## DATA SUPPLIED
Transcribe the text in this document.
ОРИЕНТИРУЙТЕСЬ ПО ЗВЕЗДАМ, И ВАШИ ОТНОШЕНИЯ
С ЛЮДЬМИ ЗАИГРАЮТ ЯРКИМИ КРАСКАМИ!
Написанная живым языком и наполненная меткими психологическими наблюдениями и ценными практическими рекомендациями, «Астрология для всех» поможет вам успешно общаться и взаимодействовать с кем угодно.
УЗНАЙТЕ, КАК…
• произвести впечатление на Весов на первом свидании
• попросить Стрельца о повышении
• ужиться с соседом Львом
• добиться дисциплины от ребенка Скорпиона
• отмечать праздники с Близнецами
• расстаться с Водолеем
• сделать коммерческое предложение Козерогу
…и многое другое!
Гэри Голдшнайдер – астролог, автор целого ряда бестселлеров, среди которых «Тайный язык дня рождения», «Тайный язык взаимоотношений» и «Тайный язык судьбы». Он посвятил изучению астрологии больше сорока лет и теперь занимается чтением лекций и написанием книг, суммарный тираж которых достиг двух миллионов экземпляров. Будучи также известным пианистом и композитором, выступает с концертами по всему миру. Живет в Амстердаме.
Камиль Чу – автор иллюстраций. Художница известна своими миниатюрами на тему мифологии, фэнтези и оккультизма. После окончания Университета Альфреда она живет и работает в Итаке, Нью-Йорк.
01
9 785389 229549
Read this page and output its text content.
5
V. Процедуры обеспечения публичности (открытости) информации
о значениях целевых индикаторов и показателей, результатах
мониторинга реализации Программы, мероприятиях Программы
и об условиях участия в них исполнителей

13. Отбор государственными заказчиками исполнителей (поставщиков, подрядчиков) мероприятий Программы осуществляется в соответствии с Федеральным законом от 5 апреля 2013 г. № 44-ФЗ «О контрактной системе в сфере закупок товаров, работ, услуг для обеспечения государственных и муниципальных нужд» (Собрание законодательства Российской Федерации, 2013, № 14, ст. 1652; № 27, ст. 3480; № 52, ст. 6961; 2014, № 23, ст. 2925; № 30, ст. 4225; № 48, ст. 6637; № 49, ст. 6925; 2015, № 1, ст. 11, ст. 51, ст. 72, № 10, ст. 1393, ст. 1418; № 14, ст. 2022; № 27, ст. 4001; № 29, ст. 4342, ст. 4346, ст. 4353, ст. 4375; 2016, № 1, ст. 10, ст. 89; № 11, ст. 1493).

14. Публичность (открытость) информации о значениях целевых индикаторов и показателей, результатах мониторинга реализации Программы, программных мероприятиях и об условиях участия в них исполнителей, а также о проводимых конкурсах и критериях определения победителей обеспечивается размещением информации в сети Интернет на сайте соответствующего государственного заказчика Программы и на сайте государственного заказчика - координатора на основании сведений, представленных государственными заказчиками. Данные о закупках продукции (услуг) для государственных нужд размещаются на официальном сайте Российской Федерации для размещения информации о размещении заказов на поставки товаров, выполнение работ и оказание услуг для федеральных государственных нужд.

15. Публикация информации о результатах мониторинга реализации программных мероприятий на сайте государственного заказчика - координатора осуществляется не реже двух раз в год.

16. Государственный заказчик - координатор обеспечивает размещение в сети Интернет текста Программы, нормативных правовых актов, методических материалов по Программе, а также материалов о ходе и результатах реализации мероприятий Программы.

## TO BE DONE
Using the material above, state how many lines include the string "осуществляется". Answer with a single number.

## ANSWER TO THIS PROBLEM
2